Items listed in a dataset
++++++
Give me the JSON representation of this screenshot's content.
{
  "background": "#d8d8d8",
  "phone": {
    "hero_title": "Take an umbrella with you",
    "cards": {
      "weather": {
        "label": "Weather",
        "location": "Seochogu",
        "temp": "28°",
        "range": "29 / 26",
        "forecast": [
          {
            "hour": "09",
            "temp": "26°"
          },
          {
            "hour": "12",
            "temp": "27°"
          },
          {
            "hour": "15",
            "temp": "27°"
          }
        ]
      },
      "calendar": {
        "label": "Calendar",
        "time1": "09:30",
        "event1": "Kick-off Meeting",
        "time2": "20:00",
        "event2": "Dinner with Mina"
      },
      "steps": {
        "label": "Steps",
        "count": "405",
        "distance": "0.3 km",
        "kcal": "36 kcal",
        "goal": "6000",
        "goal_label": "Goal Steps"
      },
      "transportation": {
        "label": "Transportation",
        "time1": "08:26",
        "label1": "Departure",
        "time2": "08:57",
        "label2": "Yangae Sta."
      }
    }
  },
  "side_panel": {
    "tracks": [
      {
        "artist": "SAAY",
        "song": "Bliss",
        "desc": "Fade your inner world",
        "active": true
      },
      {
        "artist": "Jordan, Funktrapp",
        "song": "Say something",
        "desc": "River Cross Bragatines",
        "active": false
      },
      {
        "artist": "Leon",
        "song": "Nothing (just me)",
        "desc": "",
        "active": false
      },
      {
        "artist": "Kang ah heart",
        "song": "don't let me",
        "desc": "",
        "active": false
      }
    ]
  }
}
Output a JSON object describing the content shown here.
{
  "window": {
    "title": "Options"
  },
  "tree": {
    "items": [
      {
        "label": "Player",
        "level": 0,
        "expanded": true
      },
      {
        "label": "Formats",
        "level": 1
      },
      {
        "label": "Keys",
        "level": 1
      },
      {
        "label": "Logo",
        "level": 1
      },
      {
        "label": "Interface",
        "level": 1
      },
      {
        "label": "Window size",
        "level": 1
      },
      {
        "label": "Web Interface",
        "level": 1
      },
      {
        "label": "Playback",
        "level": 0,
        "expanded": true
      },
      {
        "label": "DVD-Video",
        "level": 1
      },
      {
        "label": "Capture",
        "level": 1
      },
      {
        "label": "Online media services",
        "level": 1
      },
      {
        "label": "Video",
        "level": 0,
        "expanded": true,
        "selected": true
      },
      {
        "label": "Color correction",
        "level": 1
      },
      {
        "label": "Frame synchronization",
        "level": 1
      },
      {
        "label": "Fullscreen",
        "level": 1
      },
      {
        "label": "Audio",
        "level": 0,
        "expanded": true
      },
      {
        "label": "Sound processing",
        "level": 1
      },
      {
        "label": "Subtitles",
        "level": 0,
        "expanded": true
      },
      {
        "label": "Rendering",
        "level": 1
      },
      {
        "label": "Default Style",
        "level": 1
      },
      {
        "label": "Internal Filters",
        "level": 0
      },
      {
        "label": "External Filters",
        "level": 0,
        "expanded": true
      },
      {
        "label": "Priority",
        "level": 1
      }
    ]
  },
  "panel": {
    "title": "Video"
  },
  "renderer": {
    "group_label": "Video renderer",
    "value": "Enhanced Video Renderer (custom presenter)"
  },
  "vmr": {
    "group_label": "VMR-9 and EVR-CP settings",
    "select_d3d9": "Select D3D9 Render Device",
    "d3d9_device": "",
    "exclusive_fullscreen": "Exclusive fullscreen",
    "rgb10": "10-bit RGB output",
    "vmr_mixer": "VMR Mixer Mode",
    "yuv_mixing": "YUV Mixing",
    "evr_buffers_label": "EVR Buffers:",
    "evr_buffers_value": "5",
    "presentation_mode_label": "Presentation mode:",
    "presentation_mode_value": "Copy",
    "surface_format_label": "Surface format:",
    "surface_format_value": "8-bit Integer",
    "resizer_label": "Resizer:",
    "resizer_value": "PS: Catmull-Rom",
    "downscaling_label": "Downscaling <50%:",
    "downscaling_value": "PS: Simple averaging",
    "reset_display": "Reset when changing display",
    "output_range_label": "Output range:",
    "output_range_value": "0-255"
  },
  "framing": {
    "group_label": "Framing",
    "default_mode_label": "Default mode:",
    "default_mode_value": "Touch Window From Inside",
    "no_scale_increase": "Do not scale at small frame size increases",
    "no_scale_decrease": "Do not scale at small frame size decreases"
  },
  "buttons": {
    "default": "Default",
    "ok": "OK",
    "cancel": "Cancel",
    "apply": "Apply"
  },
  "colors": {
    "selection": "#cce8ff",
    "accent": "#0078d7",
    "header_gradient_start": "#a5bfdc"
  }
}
++++++
**Direction**
Using the material above, report each line where "Filters" occurs.

**Reply to the exercise**
        "label": "Internal Filters",
        "label": "External Filters",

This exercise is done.